Document page transcription items:
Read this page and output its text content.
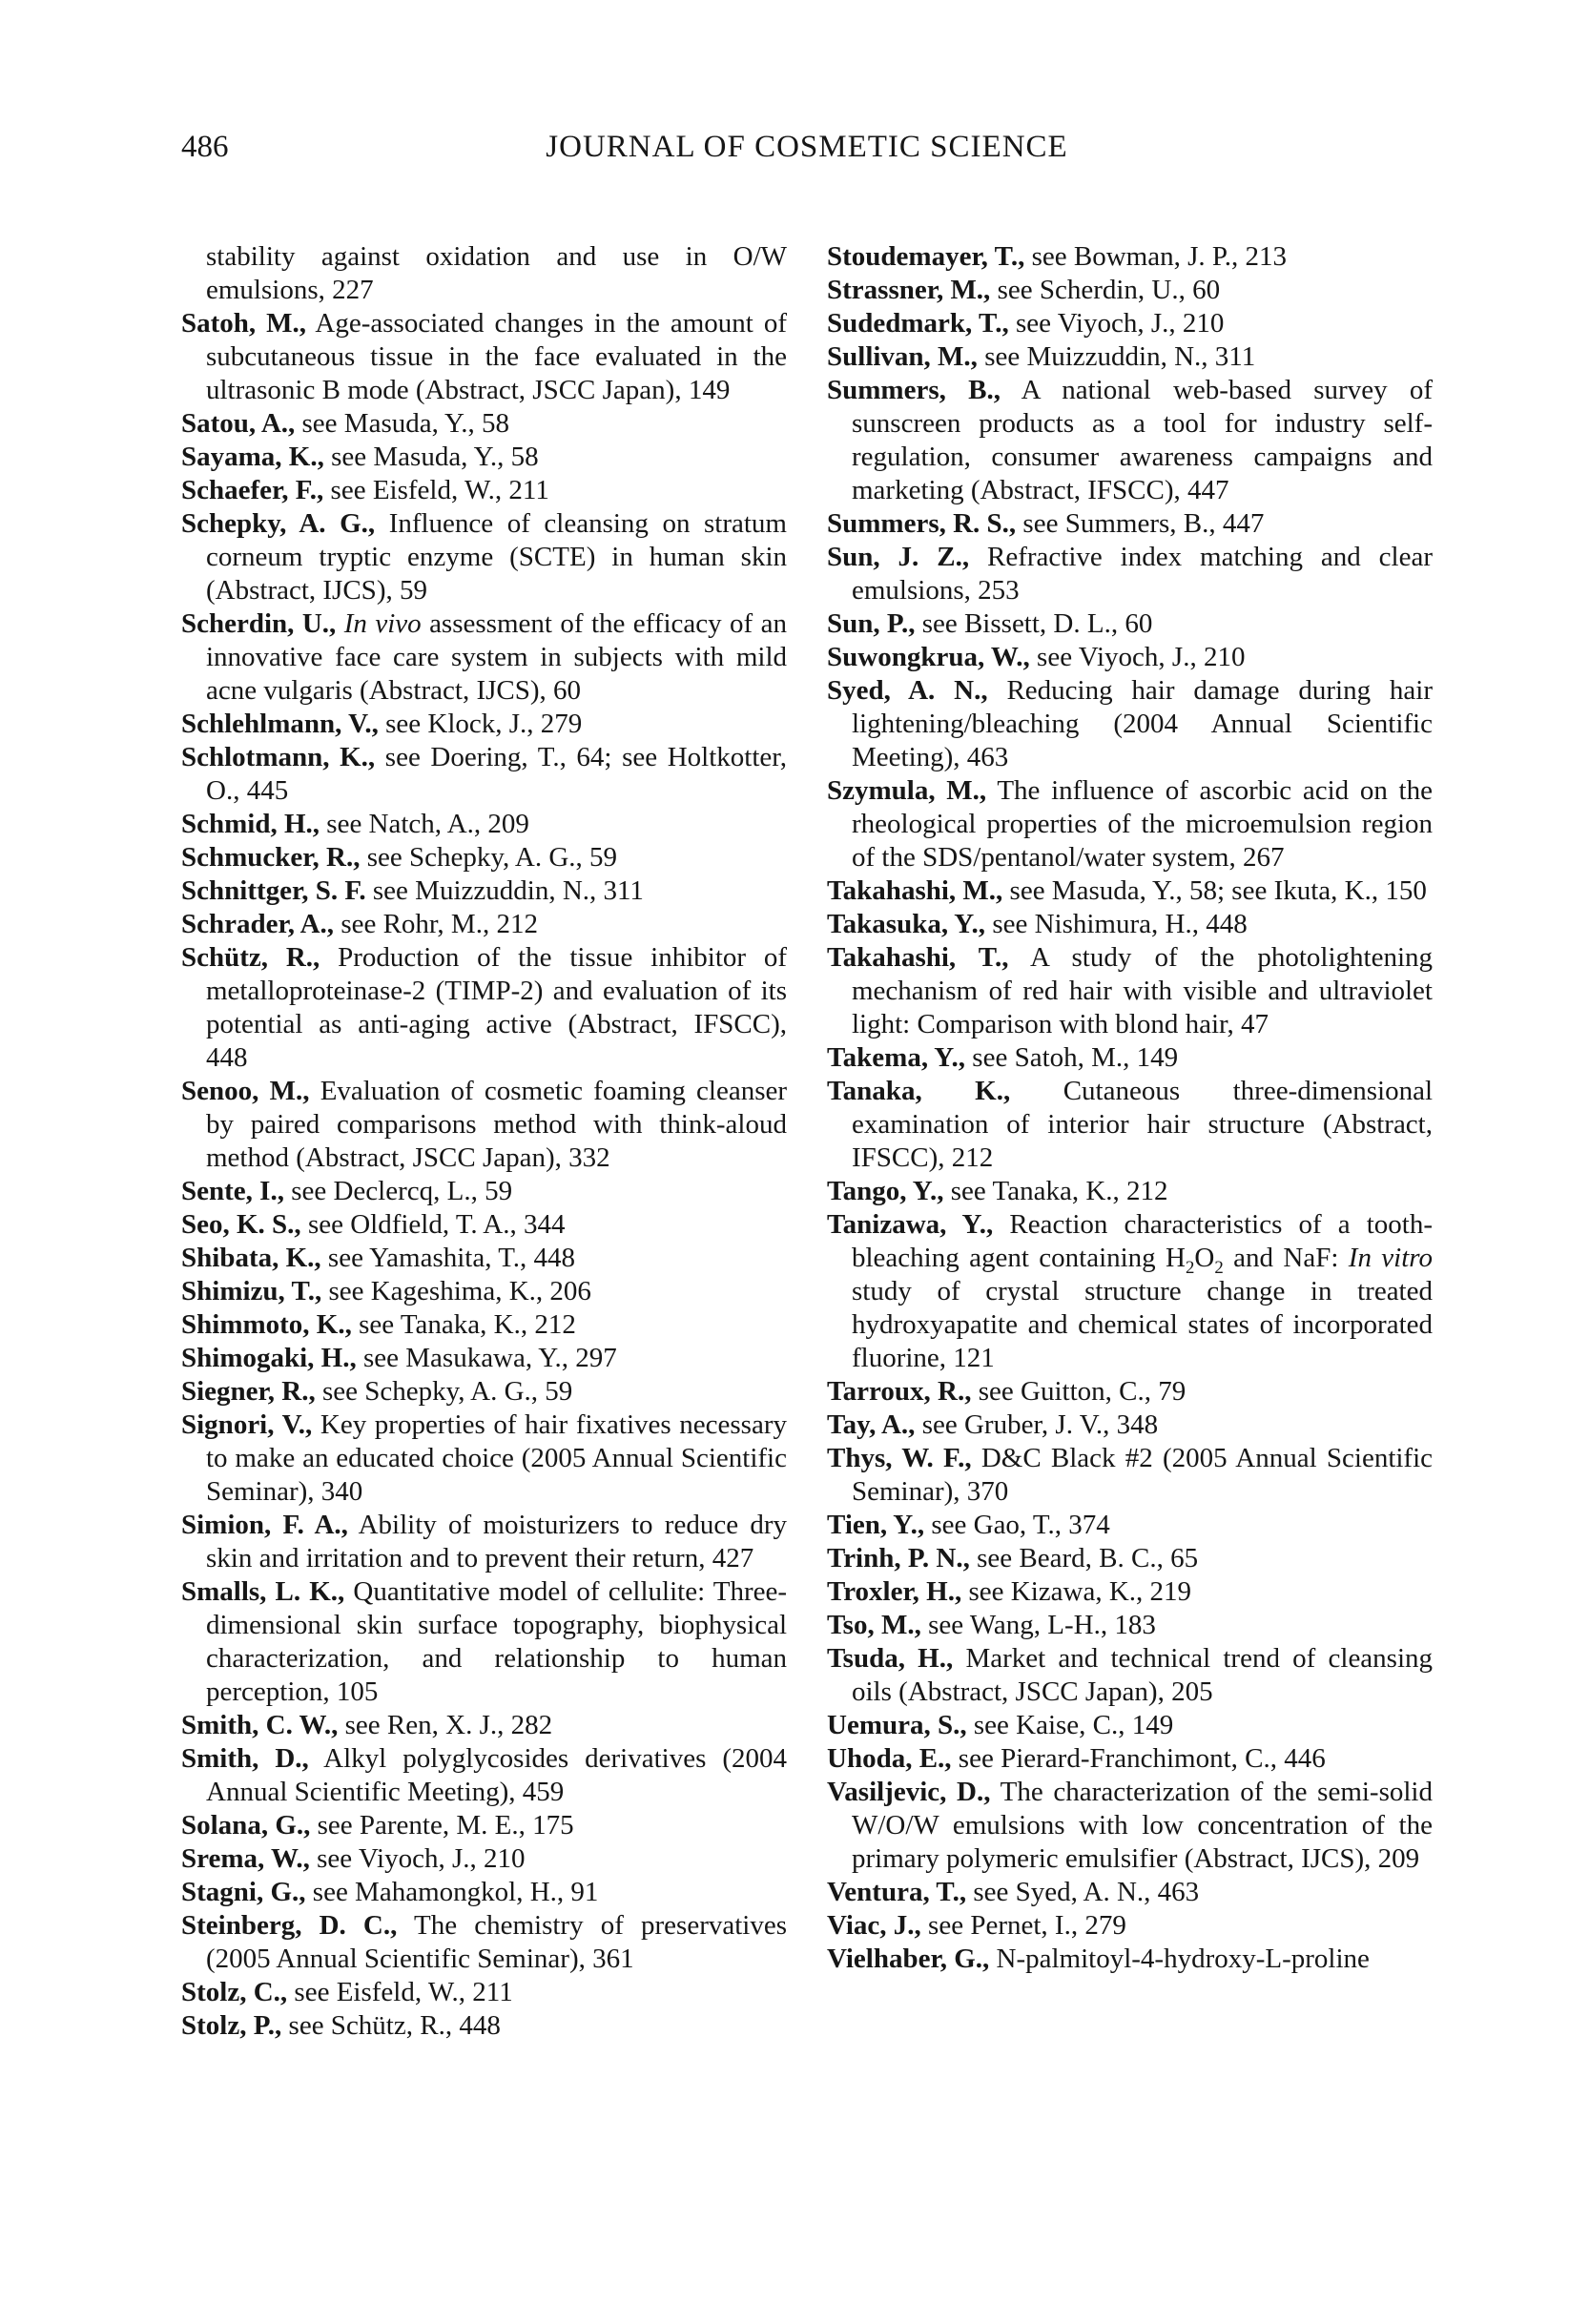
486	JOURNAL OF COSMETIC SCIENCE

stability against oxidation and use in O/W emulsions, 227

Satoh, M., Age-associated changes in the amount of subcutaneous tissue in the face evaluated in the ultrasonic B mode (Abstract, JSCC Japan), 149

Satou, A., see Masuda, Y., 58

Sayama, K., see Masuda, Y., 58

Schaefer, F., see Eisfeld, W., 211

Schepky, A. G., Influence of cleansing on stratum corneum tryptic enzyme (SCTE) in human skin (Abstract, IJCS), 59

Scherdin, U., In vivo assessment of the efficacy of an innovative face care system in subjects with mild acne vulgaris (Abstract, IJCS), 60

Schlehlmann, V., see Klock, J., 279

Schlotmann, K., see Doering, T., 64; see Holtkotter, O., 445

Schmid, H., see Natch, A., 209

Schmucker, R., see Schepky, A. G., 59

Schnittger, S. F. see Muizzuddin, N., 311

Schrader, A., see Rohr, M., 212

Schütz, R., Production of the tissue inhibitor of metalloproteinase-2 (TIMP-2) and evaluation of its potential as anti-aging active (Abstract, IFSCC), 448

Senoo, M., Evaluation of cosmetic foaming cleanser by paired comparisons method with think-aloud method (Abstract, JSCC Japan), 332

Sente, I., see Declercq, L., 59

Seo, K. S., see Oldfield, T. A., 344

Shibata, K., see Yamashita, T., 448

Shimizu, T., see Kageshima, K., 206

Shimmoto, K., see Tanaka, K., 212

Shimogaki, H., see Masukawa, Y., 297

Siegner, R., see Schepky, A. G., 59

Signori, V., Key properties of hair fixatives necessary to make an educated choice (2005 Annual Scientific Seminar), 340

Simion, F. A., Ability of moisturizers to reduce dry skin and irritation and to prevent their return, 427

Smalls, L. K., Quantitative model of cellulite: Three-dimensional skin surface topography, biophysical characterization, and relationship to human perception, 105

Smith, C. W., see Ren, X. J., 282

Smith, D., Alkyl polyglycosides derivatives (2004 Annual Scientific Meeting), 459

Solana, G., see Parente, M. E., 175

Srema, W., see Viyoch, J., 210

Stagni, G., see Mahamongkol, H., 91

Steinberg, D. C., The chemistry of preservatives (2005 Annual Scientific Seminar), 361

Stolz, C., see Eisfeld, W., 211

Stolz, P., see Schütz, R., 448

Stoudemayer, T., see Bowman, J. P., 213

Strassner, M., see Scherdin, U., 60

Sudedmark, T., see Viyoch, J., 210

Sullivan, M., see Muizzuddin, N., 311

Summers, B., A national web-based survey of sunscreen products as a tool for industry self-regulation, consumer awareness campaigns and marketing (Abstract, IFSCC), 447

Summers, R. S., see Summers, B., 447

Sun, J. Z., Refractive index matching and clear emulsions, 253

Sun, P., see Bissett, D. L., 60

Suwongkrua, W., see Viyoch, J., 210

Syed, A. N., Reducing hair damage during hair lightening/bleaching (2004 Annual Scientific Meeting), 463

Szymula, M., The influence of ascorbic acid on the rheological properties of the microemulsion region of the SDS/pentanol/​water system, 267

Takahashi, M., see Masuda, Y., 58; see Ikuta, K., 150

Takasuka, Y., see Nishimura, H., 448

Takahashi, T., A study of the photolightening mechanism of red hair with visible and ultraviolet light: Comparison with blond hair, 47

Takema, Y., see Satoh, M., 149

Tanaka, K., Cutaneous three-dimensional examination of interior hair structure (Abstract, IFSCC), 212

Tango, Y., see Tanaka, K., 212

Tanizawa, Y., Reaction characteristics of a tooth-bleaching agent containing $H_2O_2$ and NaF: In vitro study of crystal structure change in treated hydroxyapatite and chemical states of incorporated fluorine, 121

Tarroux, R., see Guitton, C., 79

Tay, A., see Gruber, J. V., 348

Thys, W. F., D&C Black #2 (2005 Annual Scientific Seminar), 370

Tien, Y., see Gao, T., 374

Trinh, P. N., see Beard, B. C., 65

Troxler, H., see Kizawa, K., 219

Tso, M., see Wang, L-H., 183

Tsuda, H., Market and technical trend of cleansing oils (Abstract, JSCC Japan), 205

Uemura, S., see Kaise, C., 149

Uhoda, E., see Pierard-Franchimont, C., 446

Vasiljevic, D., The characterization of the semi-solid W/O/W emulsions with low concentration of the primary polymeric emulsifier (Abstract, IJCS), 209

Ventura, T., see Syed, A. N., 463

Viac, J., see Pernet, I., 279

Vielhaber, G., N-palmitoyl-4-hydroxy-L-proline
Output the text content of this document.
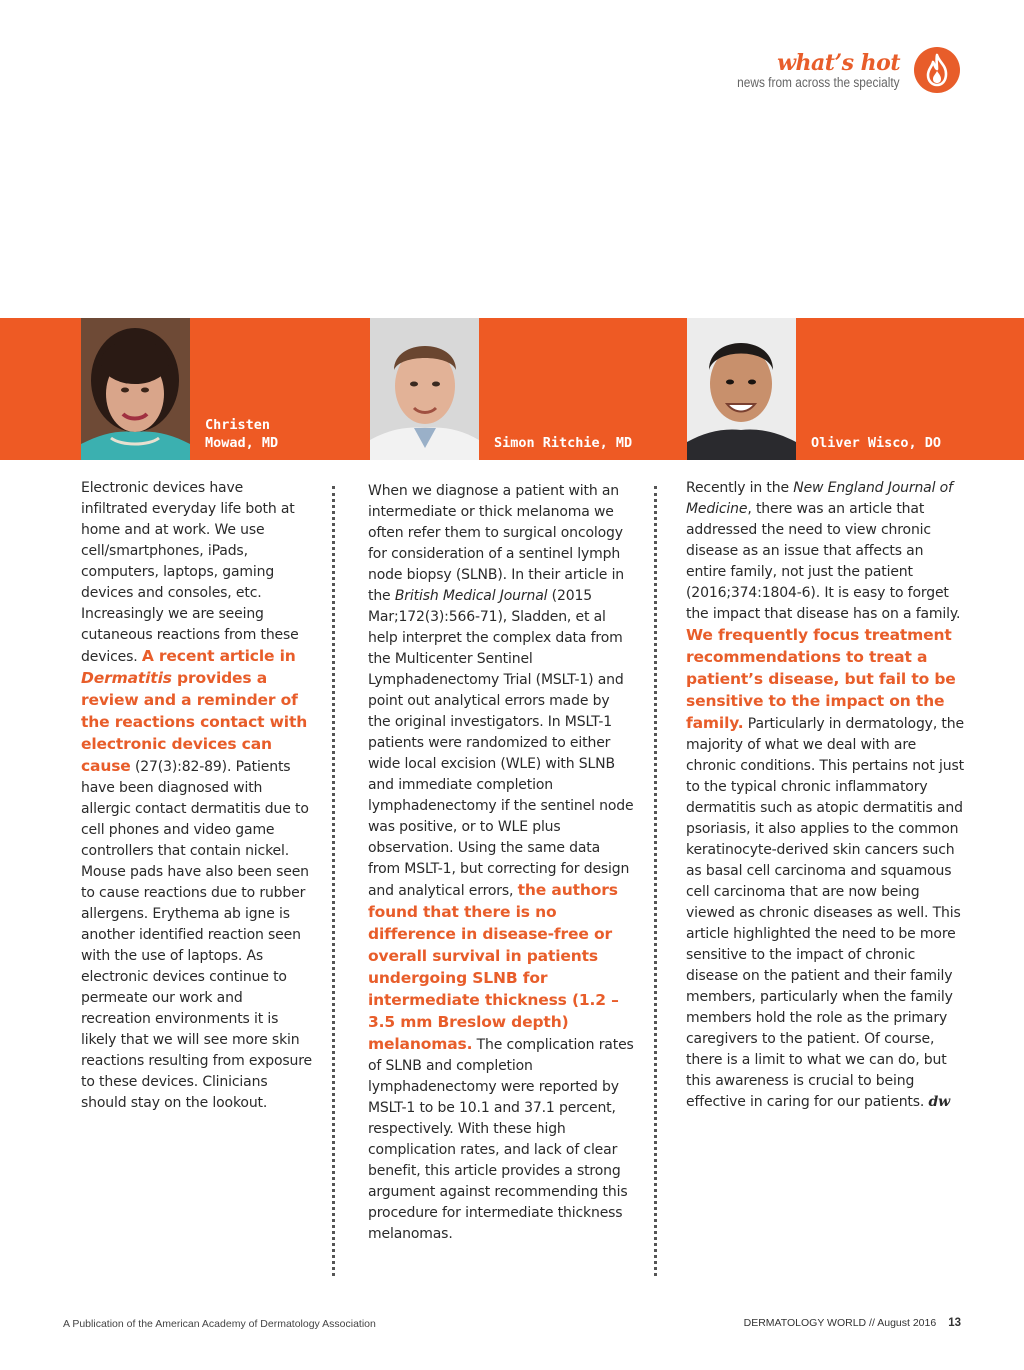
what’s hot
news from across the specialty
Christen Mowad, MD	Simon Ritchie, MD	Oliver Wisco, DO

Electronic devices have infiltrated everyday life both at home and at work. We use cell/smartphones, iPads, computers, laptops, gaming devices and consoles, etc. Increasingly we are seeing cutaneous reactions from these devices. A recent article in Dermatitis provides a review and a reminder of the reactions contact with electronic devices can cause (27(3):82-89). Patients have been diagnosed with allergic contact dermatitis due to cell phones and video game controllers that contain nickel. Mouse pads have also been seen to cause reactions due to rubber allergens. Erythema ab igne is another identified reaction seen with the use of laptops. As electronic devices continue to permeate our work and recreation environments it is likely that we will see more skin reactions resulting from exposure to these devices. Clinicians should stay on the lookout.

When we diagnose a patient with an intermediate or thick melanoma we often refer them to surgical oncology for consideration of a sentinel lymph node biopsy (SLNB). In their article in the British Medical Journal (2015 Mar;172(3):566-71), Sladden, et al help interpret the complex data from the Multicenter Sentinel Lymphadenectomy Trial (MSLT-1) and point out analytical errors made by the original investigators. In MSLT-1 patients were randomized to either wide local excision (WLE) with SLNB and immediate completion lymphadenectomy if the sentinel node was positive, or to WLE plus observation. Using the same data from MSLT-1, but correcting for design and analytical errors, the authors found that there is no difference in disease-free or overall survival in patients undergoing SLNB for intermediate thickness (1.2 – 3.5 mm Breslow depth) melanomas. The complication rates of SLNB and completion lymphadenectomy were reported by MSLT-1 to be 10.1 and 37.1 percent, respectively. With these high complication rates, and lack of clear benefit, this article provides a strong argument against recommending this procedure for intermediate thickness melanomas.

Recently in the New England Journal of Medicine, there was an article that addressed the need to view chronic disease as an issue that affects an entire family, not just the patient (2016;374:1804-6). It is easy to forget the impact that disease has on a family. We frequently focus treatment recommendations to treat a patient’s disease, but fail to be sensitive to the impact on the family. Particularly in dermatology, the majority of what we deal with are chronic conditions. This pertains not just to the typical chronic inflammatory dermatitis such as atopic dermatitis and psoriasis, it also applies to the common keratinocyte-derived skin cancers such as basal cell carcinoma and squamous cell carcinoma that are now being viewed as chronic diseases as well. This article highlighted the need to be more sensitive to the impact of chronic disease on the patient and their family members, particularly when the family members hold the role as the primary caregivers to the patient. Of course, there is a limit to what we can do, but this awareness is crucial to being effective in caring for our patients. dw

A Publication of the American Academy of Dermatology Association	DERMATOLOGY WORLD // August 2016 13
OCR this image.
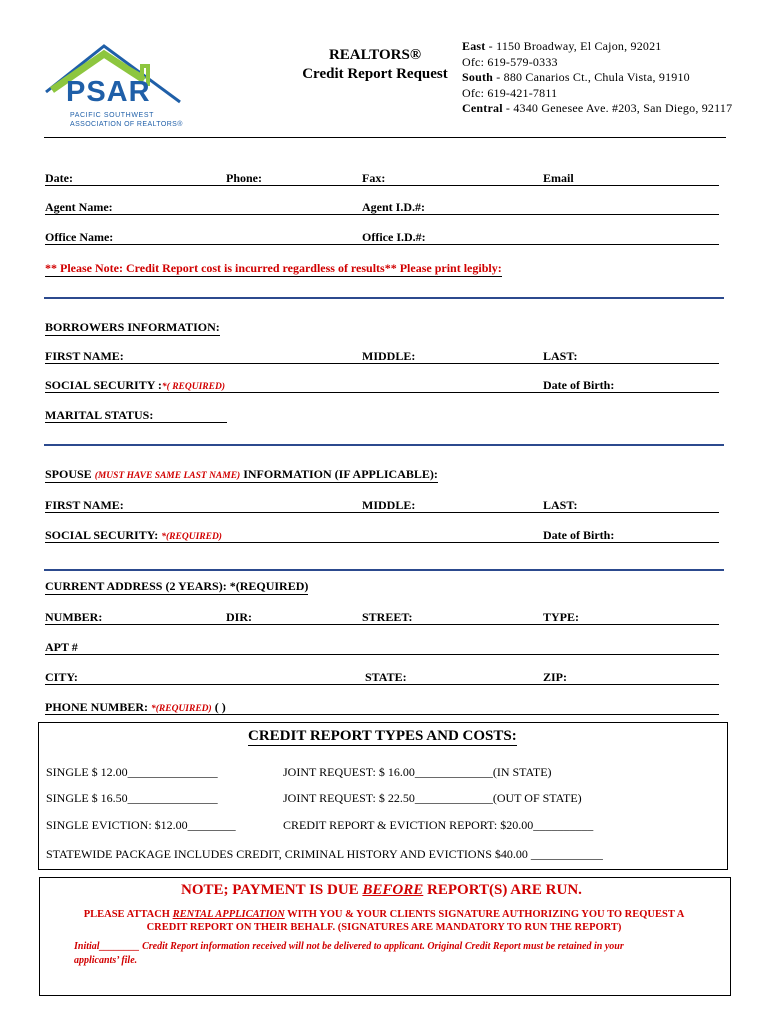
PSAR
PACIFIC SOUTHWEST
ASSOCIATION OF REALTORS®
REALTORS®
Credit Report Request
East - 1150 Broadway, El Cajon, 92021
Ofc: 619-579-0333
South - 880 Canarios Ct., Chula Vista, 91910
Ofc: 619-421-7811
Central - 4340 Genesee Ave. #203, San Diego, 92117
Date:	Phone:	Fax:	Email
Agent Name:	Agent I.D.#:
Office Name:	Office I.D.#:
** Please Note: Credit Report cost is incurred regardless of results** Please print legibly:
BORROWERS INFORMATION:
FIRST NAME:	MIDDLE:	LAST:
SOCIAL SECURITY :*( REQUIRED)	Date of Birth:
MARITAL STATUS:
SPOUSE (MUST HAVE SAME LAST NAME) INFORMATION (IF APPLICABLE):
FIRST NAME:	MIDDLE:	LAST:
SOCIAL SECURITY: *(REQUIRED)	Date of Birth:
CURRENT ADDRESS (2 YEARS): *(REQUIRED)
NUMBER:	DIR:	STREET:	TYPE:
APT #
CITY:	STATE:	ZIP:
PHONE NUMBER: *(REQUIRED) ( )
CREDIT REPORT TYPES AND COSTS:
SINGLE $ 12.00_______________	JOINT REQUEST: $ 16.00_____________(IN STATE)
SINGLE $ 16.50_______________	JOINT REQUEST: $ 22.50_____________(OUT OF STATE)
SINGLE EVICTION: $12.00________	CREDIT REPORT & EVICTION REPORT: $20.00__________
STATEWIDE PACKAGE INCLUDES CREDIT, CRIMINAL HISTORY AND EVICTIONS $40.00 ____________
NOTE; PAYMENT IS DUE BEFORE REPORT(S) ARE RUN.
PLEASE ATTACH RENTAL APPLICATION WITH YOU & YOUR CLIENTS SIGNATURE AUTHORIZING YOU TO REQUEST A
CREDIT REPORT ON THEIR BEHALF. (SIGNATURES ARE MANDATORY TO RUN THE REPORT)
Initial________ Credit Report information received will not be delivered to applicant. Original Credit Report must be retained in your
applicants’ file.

**Assignment**
Copy out, in full, each line above that has the word "emulsions" in it.

**Written response**
stability against oxidation and use in O/W emulsions, 227
Sun, J. Z., Refractive index matching and clear emulsions, 253
Vasiljevic, D., The characterization of the semi-solid W/O/W emulsions with low concentration of the primary polymeric emulsifier (Abstract, IJCS), 209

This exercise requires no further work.